*The exercise*
Extract all of the entries and set them down verbatim.

__________

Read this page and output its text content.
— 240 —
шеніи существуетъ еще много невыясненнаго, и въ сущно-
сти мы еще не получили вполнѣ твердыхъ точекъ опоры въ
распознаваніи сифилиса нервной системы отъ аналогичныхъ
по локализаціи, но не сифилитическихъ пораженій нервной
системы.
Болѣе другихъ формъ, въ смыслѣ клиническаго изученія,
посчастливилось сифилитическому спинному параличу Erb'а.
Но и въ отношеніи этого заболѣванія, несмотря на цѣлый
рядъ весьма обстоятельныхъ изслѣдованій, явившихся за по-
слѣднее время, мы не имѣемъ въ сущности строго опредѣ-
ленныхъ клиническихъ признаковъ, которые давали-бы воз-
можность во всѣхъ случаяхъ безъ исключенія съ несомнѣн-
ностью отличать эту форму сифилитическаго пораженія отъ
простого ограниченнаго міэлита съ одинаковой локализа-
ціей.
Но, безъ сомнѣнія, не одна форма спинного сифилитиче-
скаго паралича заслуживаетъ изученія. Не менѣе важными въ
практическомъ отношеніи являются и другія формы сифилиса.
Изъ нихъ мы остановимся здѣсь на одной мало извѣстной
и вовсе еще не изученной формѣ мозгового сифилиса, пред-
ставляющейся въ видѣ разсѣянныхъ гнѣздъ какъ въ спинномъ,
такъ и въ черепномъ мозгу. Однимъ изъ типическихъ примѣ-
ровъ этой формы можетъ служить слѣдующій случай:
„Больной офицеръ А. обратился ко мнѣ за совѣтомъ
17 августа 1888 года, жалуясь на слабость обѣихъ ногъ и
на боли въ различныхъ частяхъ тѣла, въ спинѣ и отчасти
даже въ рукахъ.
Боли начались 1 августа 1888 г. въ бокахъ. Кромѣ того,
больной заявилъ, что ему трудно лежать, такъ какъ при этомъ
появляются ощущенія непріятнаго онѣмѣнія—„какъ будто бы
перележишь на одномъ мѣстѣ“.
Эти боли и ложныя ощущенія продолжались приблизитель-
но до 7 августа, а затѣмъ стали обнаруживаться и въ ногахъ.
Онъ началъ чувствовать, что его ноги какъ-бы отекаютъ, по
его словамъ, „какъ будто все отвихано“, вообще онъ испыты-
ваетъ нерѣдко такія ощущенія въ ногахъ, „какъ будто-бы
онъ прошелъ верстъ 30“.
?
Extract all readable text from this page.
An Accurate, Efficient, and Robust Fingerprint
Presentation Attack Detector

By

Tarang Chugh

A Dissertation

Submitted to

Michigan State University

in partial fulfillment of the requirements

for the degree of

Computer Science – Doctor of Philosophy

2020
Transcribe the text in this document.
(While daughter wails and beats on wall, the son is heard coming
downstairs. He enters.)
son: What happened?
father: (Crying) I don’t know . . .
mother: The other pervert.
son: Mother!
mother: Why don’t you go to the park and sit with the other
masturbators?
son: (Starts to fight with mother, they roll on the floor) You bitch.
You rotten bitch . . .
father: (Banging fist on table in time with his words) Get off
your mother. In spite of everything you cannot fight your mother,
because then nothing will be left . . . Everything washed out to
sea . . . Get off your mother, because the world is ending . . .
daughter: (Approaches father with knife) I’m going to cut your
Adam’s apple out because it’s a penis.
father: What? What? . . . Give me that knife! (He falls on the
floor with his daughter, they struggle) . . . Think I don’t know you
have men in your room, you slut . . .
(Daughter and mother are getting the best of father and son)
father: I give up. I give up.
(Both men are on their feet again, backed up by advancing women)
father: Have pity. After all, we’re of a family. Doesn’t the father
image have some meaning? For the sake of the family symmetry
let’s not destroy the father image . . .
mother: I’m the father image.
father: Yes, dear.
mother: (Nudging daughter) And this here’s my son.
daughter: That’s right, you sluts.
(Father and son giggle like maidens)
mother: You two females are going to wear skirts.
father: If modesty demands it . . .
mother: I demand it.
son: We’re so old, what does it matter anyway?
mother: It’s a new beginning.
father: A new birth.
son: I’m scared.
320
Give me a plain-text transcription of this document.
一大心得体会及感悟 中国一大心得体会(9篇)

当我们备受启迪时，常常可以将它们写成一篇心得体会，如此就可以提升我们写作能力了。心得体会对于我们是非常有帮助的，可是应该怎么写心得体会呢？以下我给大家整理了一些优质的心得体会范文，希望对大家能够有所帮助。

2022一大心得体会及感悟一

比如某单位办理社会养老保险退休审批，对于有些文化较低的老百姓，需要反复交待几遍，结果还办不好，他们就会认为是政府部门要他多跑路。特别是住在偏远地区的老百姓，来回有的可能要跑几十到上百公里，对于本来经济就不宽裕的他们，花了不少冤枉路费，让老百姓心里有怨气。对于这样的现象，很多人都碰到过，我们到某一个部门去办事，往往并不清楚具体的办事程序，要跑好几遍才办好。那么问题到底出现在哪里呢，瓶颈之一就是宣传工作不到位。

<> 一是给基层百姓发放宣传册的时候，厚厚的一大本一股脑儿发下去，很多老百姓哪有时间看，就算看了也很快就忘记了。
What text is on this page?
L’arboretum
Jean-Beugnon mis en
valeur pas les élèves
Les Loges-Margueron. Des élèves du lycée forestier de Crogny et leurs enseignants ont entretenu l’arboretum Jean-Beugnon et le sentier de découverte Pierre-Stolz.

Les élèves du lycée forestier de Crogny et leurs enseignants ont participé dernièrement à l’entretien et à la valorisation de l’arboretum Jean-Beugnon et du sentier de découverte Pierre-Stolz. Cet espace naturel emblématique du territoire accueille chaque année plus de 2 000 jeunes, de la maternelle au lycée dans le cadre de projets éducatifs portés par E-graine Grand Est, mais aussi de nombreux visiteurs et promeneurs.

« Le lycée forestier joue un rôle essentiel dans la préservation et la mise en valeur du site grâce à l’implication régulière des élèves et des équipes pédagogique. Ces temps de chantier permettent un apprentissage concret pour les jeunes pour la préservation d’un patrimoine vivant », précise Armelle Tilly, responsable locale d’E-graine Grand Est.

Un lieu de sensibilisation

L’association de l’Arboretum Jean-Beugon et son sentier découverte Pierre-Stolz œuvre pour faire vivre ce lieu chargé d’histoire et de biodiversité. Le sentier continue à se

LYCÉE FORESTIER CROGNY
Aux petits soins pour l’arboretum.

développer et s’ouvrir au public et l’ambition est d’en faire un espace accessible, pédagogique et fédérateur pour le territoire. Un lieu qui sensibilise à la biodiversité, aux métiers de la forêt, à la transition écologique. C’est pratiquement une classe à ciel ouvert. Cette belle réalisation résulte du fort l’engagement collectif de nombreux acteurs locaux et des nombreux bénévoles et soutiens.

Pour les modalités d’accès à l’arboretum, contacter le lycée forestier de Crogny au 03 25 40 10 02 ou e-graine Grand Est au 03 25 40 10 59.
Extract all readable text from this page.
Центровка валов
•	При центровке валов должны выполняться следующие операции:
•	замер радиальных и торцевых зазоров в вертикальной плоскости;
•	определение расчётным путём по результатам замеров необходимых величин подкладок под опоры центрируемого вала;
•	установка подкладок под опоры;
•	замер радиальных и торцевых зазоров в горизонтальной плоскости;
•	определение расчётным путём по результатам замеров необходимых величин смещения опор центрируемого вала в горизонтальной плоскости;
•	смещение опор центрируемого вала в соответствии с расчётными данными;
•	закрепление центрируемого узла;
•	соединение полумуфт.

__________

*Reply*
Read this page and output its text content.
— 240 —
шеніи существуетъ еще много невыясненнаго, и въ сущно-
сти мы еще не получили вполнѣ твердыхъ точекъ опоры въ
распознаваніи сифилиса нервной системы отъ аналогичныхъ
по локализаціи, но не сифилитическихъ пораженій нервной
системы.
Болѣе другихъ формъ, въ смыслѣ клиническаго изученія,
посчастливилось сифилитическому спинному параличу Erb'а.
Но и въ отношеніи этого заболѣванія, несмотря на цѣлый
рядъ весьма обстоятельныхъ изслѣдованій, явившихся за по-
слѣднее время, мы не имѣемъ въ сущности строго опредѣ-
ленныхъ клиническихъ признаковъ, которые давали-бы воз-
можность во всѣхъ случаяхъ безъ исключенія съ несомнѣн-
ностью отличать эту форму сифилитическаго пораженія отъ
простого ограниченнаго міэлита съ одинаковой локализа-
ціей.
Но, безъ сомнѣнія, не одна форма спинного сифилитиче-
скаго паралича заслуживаетъ изученія. Не менѣе важными въ
практическомъ отношеніи являются и другія формы сифилиса.
Изъ нихъ мы остановимся здѣсь на одной мало извѣстной
и вовсе еще не изученной формѣ мозгового сифилиса, пред-
ставляющейся въ видѣ разсѣянныхъ гнѣздъ какъ въ спинномъ,
такъ и въ черепномъ мозгу. Однимъ изъ типическихъ примѣ-
ровъ этой формы можетъ служить слѣдующій случай:
„Больной офицеръ А. обратился ко мнѣ за совѣтомъ
17 августа 1888 года, жалуясь на слабость обѣихъ ногъ и
на боли въ различныхъ частяхъ тѣла, въ спинѣ и отчасти
даже въ рукахъ.
Боли начались 1 августа 1888 г. въ бокахъ. Кромѣ того,
больной заявилъ, что ему трудно лежать, такъ какъ при этомъ
появляются ощущенія непріятнаго онѣмѣнія—„какъ будто бы
перележишь на одномъ мѣстѣ“.
Эти боли и ложныя ощущенія продолжались приблизитель-
но до 7 августа, а затѣмъ стали обнаруживаться и въ ногахъ.
Онъ началъ чувствовать, что его ноги какъ-бы отекаютъ, по
его словамъ, „какъ будто все отвихано“, вообще онъ испыты-
ваетъ нерѣдко такія ощущенія въ ногахъ, „какъ будто-бы
онъ прошелъ верстъ 30“.
?
Extract all readable text from this page.
An Accurate, Efficient, and Robust Fingerprint
Presentation Attack Detector

By

Tarang Chugh

A Dissertation

Submitted to

Michigan State University

in partial fulfillment of the requirements

for the degree of

Computer Science – Doctor of Philosophy

2020
Transcribe the text in this document.
(While daughter wails and beats on wall, the son is heard coming
downstairs. He enters.)
son: What happened?
father: (Crying) I don’t know . . .
mother: The other pervert.
son: Mother!
mother: Why don’t you go to the park and sit with the other
masturbators?
son: (Starts to fight with mother, they roll on the floor) You bitch.
You rotten bitch . . .
father: (Banging fist on table in time with his words) Get off
your mother. In spite of everything you cannot fight your mother,
because then nothing will be left . . . Everything washed out to
sea . . . Get off your mother, because the world is ending . . .
daughter: (Approaches father with knife) I’m going to cut your
Adam’s apple out because it’s a penis.
father: What? What? . . . Give me that knife! (He falls on the
floor with his daughter, they struggle) . . . Think I don’t know you
have men in your room, you slut . . .
(Daughter and mother are getting the best of father and son)
father: I give up. I give up.
(Both men are on their feet again, backed up by advancing women)
father: Have pity. After all, we’re of a family. Doesn’t the father
image have some meaning? For the sake of the family symmetry
let’s not destroy the father image . . .
mother: I’m the father image.
father: Yes, dear.
mother: (Nudging daughter) And this here’s my son.
daughter: That’s right, you sluts.
(Father and son giggle like maidens)
mother: You two females are going to wear skirts.
father: If modesty demands it . . .
mother: I demand it.
son: We’re so old, what does it matter anyway?
mother: It’s a new beginning.
father: A new birth.
son: I’m scared.
320
Give me a plain-text transcription of this document.
一大心得体会及感悟 中国一大心得体会(9篇)

当我们备受启迪时，常常可以将它们写成一篇心得体会，如此就可以提升我们写作能力了。心得体会对于我们是非常有帮助的，可是应该怎么写心得体会呢？以下我给大家整理了一些优质的心得体会范文，希望对大家能够有所帮助。

2022一大心得体会及感悟一

比如某单位办理社会养老保险退休审批，对于有些文化较低的老百姓，需要反复交待几遍，结果还办不好，他们就会认为是政府部门要他多跑路。特别是住在偏远地区的老百姓，来回有的可能要跑几十到上百公里，对于本来经济就不宽裕的他们，花了不少冤枉路费，让老百姓心里有怨气。对于这样的现象，很多人都碰到过，我们到某一个部门去办事，往往并不清楚具体的办事程序，要跑好几遍才办好。那么问题到底出现在哪里呢，瓶颈之一就是宣传工作不到位。

<> 一是给基层百姓发放宣传册的时候，厚厚的一大本一股脑儿发下去，很多老百姓哪有时间看，就算看了也很快就忘记了。
What text is on this page?
L’arboretum
Jean-Beugnon mis en
valeur pas les élèves
Les Loges-Margueron. Des élèves du lycée forestier de Crogny et leurs enseignants ont entretenu l’arboretum Jean-Beugnon et le sentier de découverte Pierre-Stolz.

Les élèves du lycée forestier de Crogny et leurs enseignants ont participé dernièrement à l’entretien et à la valorisation de l’arboretum Jean-Beugnon et du sentier de découverte Pierre-Stolz. Cet espace naturel emblématique du territoire accueille chaque année plus de 2 000 jeunes, de la maternelle au lycée dans le cadre de projets éducatifs portés par E-graine Grand Est, mais aussi de nombreux visiteurs et promeneurs.

« Le lycée forestier joue un rôle essentiel dans la préservation et la mise en valeur du site grâce à l’implication régulière des élèves et des équipes pédagogique. Ces temps de chantier permettent un apprentissage concret pour les jeunes pour la préservation d’un patrimoine vivant », précise Armelle Tilly, responsable locale d’E-graine Grand Est.

Un lieu de sensibilisation

L’association de l’Arboretum Jean-Beugon et son sentier découverte Pierre-Stolz œuvre pour faire vivre ce lieu chargé d’histoire et de biodiversité. Le sentier continue à se

LYCÉE FORESTIER CROGNY
Aux petits soins pour l’arboretum.

développer et s’ouvrir au public et l’ambition est d’en faire un espace accessible, pédagogique et fédérateur pour le territoire. Un lieu qui sensibilise à la biodiversité, aux métiers de la forêt, à la transition écologique. C’est pratiquement une classe à ciel ouvert. Cette belle réalisation résulte du fort l’engagement collectif de nombreux acteurs locaux et des nombreux bénévoles et soutiens.

Pour les modalités d’accès à l’arboretum, contacter le lycée forestier de Crogny au 03 25 40 10 02 ou e-graine Grand Est au 03 25 40 10 59.
Extract all readable text from this page.
Центровка валов
•	При центровке валов должны выполняться следующие операции:
•	замер радиальных и торцевых зазоров в вертикальной плоскости;
•	определение расчётным путём по результатам замеров необходимых величин подкладок под опоры центрируемого вала;
•	установка подкладок под опоры;
•	замер радиальных и торцевых зазоров в горизонтальной плоскости;
•	определение расчётным путём по результатам замеров необходимых величин смещения опор центрируемого вала в горизонтальной плоскости;
•	смещение опор центрируемого вала в соответствии с расчётными данными;
•	закрепление центрируемого узла;
•	соединение полумуфт.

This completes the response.